### Goal
Each entry below must be repeated exactly, with pictures left out.

### Task input
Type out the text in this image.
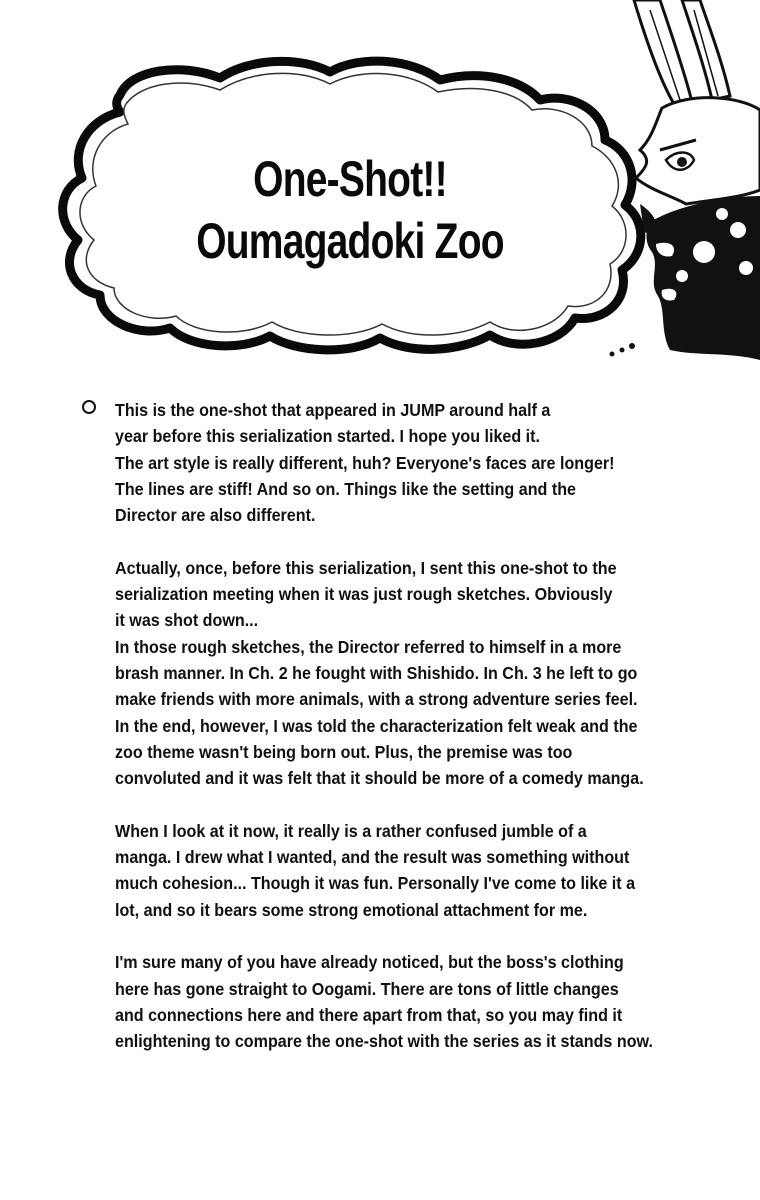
One-Shot!!
Oumagadoki Zoo
This is the one-shot that appeared in JUMP around half a
year before this serialization started. I hope you liked it.
The art style is really different, huh? Everyone's faces are longer!
The lines are stiff! And so on. Things like the setting and the
Director are also different.
Actually, once, before this serialization, I sent this one-shot to the
serialization meeting when it was just rough sketches. Obviously
it was shot down...
In those rough sketches, the Director referred to himself in a more
brash manner. In Ch. 2 he fought with Shishido. In Ch. 3 he left to go
make friends with more animals, with a strong adventure series feel.
In the end, however, I was told the characterization felt weak and the
zoo theme wasn't being born out. Plus, the premise was too
convoluted and it was felt that it should be more of a comedy manga.
When I look at it now, it really is a rather confused jumble of a
manga. I drew what I wanted, and the result was something without
much cohesion... Though it was fun. Personally I've come to like it a
lot, and so it bears some strong emotional attachment for me.
I'm sure many of you have already noticed, but the boss's clothing
here has gone straight to Oogami. There are tons of little changes
and connections here and there apart from that, so you may find it
enlightening to compare the one-shot with the series as it stands now.
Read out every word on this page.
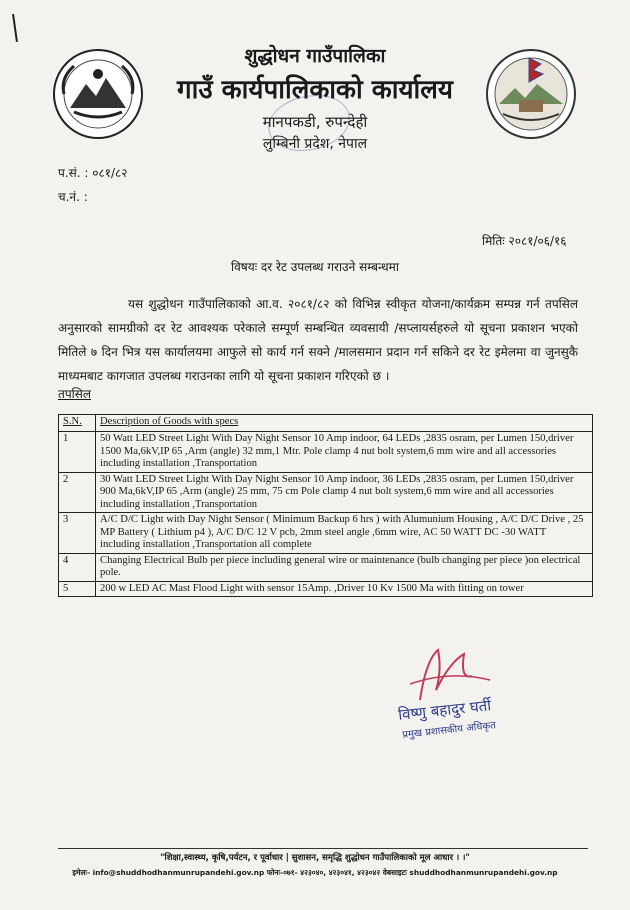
शुद्धोधन गाउँपालिका
गाउँ कार्यपालिकाको कार्यालय
मानपकडी, रुपन्देही
लुम्बिनी प्रदेश, नेपाल
प.सं. : ०८१/८२
च.नं. :
मितिः २०८१/०६/१६
विषयः दर रेट उपलब्ध गराउने सम्बन्धमा

यस शुद्धोधन गाउँपालिकाको आ.व. २०८१/८२ को विभिन्न स्वीकृत योजना/कार्यक्रम सम्पन्न गर्न तपसिल अनुसारको सामग्रीको दर रेट आवश्यक परेकाले सम्पूर्ण सम्बन्धित व्यवसायी /सप्लायर्सहरुले यो सूचना प्रकाशन भएको मितिले ७ दिन भित्र यस कार्यालयमा आफुले सो कार्य गर्न सक्ने /मालसमान प्रदान गर्न सकिने दर रेट इमेलमा वा जुनसुकै माध्यमबाट कागजात उपलब्ध गराउनका लागि यो सूचना प्रकाशन गरिएको छ ।

तपसिल
S.N.	Description of Goods with specs
1	50 Watt LED Street Light With Day Night Sensor 10 Amp indoor, 64 LEDs ,2835 osram, per Lumen 150,driver 1500 Ma,6kV,IP 65 ,Arm (angle) 32 mm,1 Mtr. Pole clamp 4 nut bolt system,6 mm wire and all accessories including installation ,Transportation
2	30 Watt LED Street Light With Day Night Sensor 10 Amp indoor, 36 LEDs ,2835 osram, per Lumen 150,driver 900 Ma,6kV,IP 65 ,Arm (angle) 25 mm, 75 cm Pole clamp 4 nut bolt system,6 mm wire and all accessories including installation ,Transportation
3	A/C D/C Light with Day Night Sensor ( Minimum Backup 6 hrs ) with Alumunium Housing , A/C D/C Drive , 25 MP Battery ( Lithium p4 ), A/C D/C 12 V pcb, 2mm steel angle ,6mm wire, AC 50 WATT DC -30 WATT including installation ,Transportation all complete
4	Changing Electrical Bulb per piece including general wire or maintenance (bulb changing per piece )on electrical pole.
5	200 w LED AC Mast Flood Light with sensor 15Amp. ,Driver 10 Kv 1500 Ma with fitting on tower
विष्णु बहादुर घर्ती
प्रमुख प्रशासकीय अधिकृत
"शिक्षा,स्वास्थ्य, कृषि,पर्यटन, र पूर्वाधार | सुशासन, समृद्धि शुद्धोधन गाउँपालिकाको मूल आधार । ।"
इमेलः- info@shuddhodhanmunrupandehi.gov.np फोनः-०७१- ४२३०४०, ४२३०४१, ४२३०४२ वेबसाइटः shuddhodhanmunrupandehi.gov.np
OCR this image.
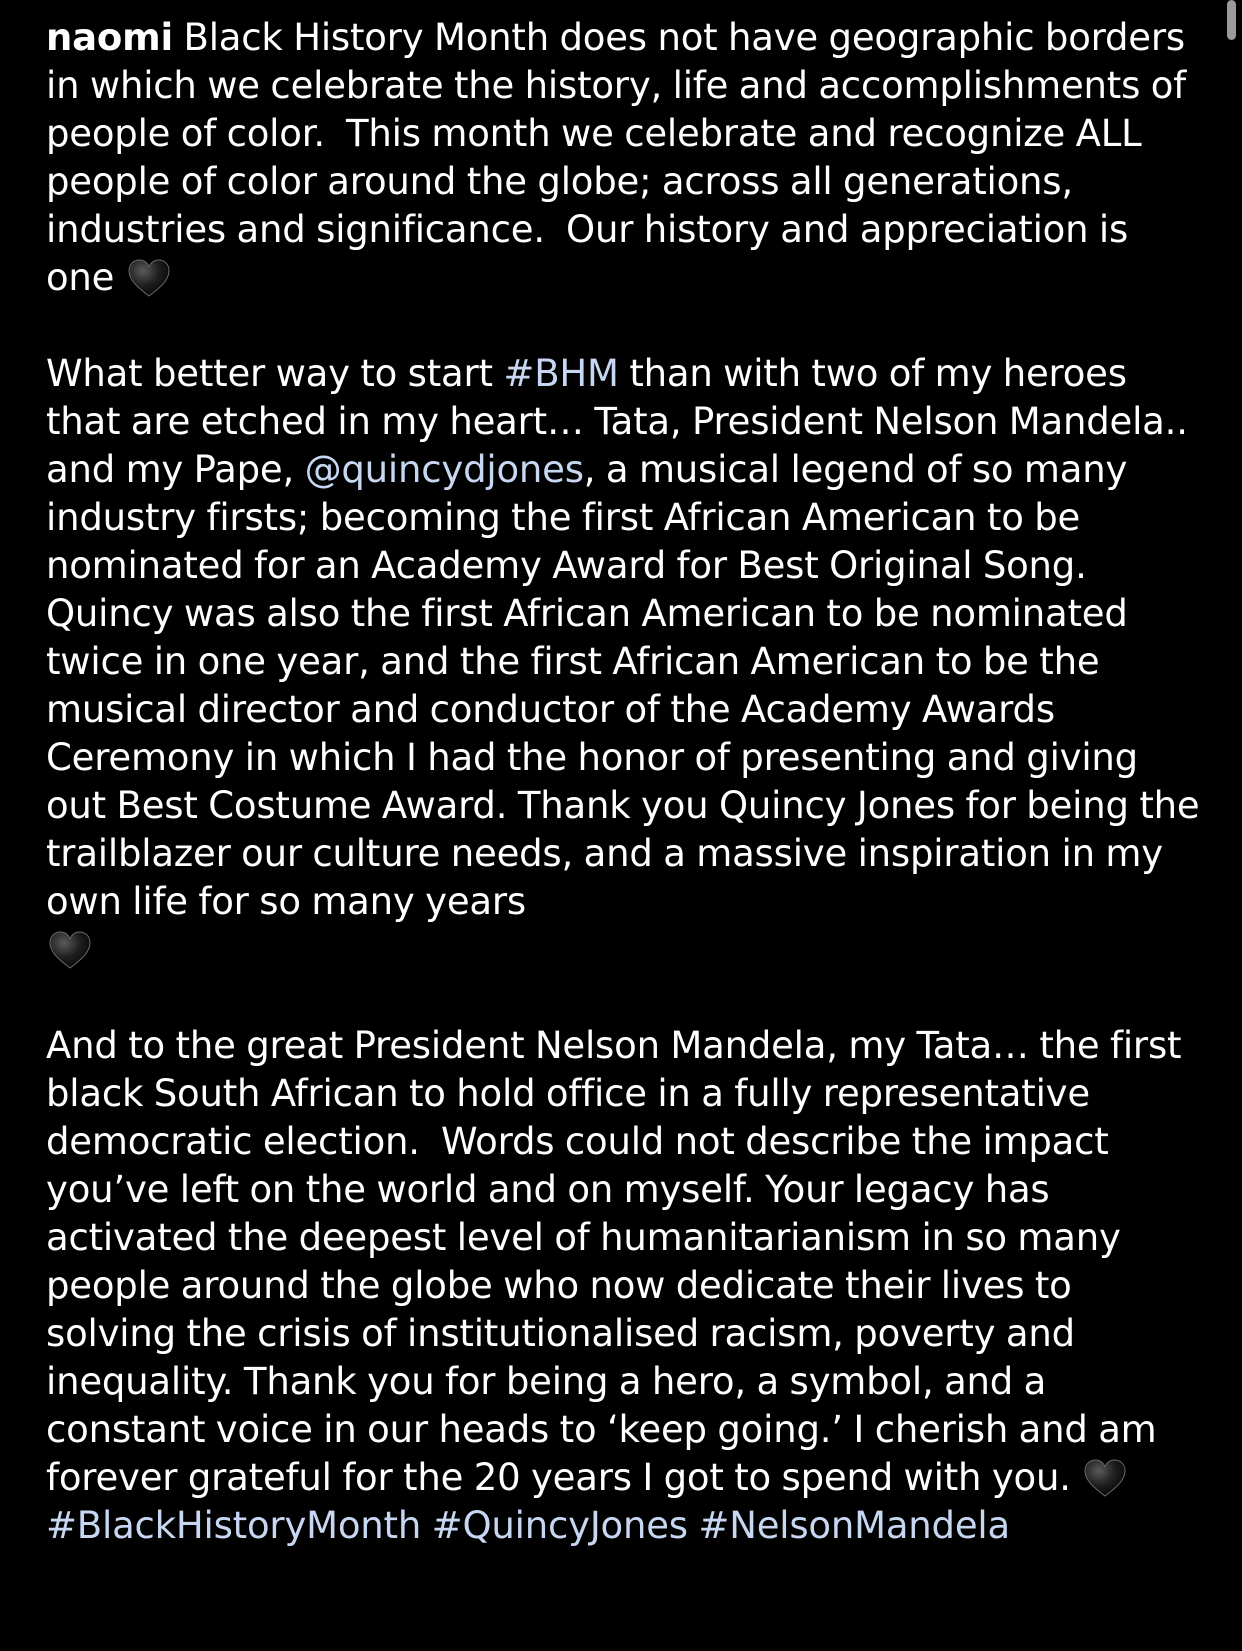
naomi Black History Month does not have geographic borders in which we celebrate the history, life and accomplishments of people of color.  This month we celebrate and recognize ALL people of color around the globe; across all generations, industries and significance.  Our history and appreciation is one

What better way to start #BHM than with two of my heroes that are etched in my heart… Tata, President Nelson Mandela.. and my Pape, @quincydjones, a musical legend of so many industry firsts; becoming the first African American to be nominated for an Academy Award for Best Original Song. Quincy was also the first African American to be nominated twice in one year, and the first African American to be the musical director and conductor of the Academy Awards Ceremony in which I had the honor of presenting and giving out Best Costume Award. Thank you Quincy Jones for being the trailblazer our culture needs, and a massive inspiration in my own life for so many years

And to the great President Nelson Mandela, my Tata… the first black South African to hold office in a fully representative democratic election.  Words could not describe the impact you’ve left on the world and on myself. Your legacy has activated the deepest level of humanitarianism in so many people around the globe who now dedicate their lives to solving the crisis of institutionalised racism, poverty and inequality. Thank you for being a hero, a symbol, and a constant voice in our heads to ‘keep going.’ I cherish and am forever grateful for the 20 years I got to spend with you.

#BlackHistoryMonth #QuincyJones #NelsonMandela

### Task answer
Type out the text in this image.
One-Shot!!
Oumagadoki Zoo
This is the one-shot that appeared in JUMP around half a
year before this serialization started. I hope you liked it.
The art style is really different, huh? Everyone's faces are longer!
The lines are stiff! And so on. Things like the setting and the
Director are also different.
Actually, once, before this serialization, I sent this one-shot to the
serialization meeting when it was just rough sketches. Obviously
it was shot down...
In those rough sketches, the Director referred to himself in a more
brash manner. In Ch. 2 he fought with Shishido. In Ch. 3 he left to go
make friends with more animals, with a strong adventure series feel.
In the end, however, I was told the characterization felt weak and the
zoo theme wasn't being born out. Plus, the premise was too
convoluted and it was felt that it should be more of a comedy manga.
When I look at it now, it really is a rather confused jumble of a
manga. I drew what I wanted, and the result was something without
much cohesion... Though it was fun. Personally I've come to like it a
lot, and so it bears some strong emotional attachment for me.
I'm sure many of you have already noticed, but the boss's clothing
here has gone straight to Oogami. There are tons of little changes
and connections here and there apart from that, so you may find it
enlightening to compare the one-shot with the series as it stands now.
Read out every word on this page.
शुद्धोधन गाउँपालिका
गाउँ कार्यपालिकाको कार्यालय
मानपकडी, रुपन्देही
लुम्बिनी प्रदेश, नेपाल
प.सं. : ०८१/८२
च.नं. :
मितिः २०८१/०६/१६
विषयः दर रेट उपलब्ध गराउने सम्बन्धमा

यस शुद्धोधन गाउँपालिकाको आ.व. २०८१/८२ को विभिन्न स्वीकृत योजना/कार्यक्रम सम्पन्न गर्न तपसिल अनुसारको सामग्रीको दर रेट आवश्यक परेकाले सम्पूर्ण सम्बन्धित व्यवसायी /सप्लायर्सहरुले यो सूचना प्रकाशन भएको मितिले ७ दिन भित्र यस कार्यालयमा आफुले सो कार्य गर्न सक्ने /मालसमान प्रदान गर्न सकिने दर रेट इमेलमा वा जुनसुकै माध्यमबाट कागजात उपलब्ध गराउनका लागि यो सूचना प्रकाशन गरिएको छ ।

तपसिल
S.N.	Description of Goods with specs
1	50 Watt LED Street Light With Day Night Sensor 10 Amp indoor, 64 LEDs ,2835 osram, per Lumen 150,driver 1500 Ma,6kV,IP 65 ,Arm (angle) 32 mm,1 Mtr. Pole clamp 4 nut bolt system,6 mm wire and all accessories including installation ,Transportation
2	30 Watt LED Street Light With Day Night Sensor 10 Amp indoor, 36 LEDs ,2835 osram, per Lumen 150,driver 900 Ma,6kV,IP 65 ,Arm (angle) 25 mm, 75 cm Pole clamp 4 nut bolt system,6 mm wire and all accessories including installation ,Transportation
3	A/C D/C Light with Day Night Sensor ( Minimum Backup 6 hrs ) with Alumunium Housing , A/C D/C Drive , 25 MP Battery ( Lithium p4 ), A/C D/C 12 V pcb, 2mm steel angle ,6mm wire, AC 50 WATT DC -30 WATT including installation ,Transportation all complete
4	Changing Electrical Bulb per piece including general wire or maintenance (bulb changing per piece )on electrical pole.
5	200 w LED AC Mast Flood Light with sensor 15Amp. ,Driver 10 Kv 1500 Ma with fitting on tower
विष्णु बहादुर घर्ती
प्रमुख प्रशासकीय अधिकृत
"शिक्षा,स्वास्थ्य, कृषि,पर्यटन, र पूर्वाधार | सुशासन, समृद्धि शुद्धोधन गाउँपालिकाको मूल आधार । ।"
इमेलः- info@shuddhodhanmunrupandehi.gov.np फोनः-०७१- ४२३०४०, ४२३०४१, ४२३०४२ वेबसाइटः shuddhodhanmunrupandehi.gov.np
OCR this image.
naomi Black History Month does not have geographic borders in which we celebrate the history, life and accomplishments of people of color.  This month we celebrate and recognize ALL people of color around the globe; across all generations, industries and significance.  Our history and appreciation is one

What better way to start #BHM than with two of my heroes that are etched in my heart… Tata, President Nelson Mandela.. and my Pape, @quincydjones, a musical legend of so many industry firsts; becoming the first African American to be nominated for an Academy Award for Best Original Song. Quincy was also the first African American to be nominated twice in one year, and the first African American to be the musical director and conductor of the Academy Awards Ceremony in which I had the honor of presenting and giving out Best Costume Award. Thank you Quincy Jones for being the trailblazer our culture needs, and a massive inspiration in my own life for so many years

And to the great President Nelson Mandela, my Tata… the first black South African to hold office in a fully representative democratic election.  Words could not describe the impact you’ve left on the world and on myself. Your legacy has activated the deepest level of humanitarianism in so many people around the globe who now dedicate their lives to solving the crisis of institutionalised racism, poverty and inequality. Thank you for being a hero, a symbol, and a constant voice in our heads to ‘keep going.’ I cherish and am forever grateful for the 20 years I got to spend with you.

#BlackHistoryMonth #QuincyJones #NelsonMandela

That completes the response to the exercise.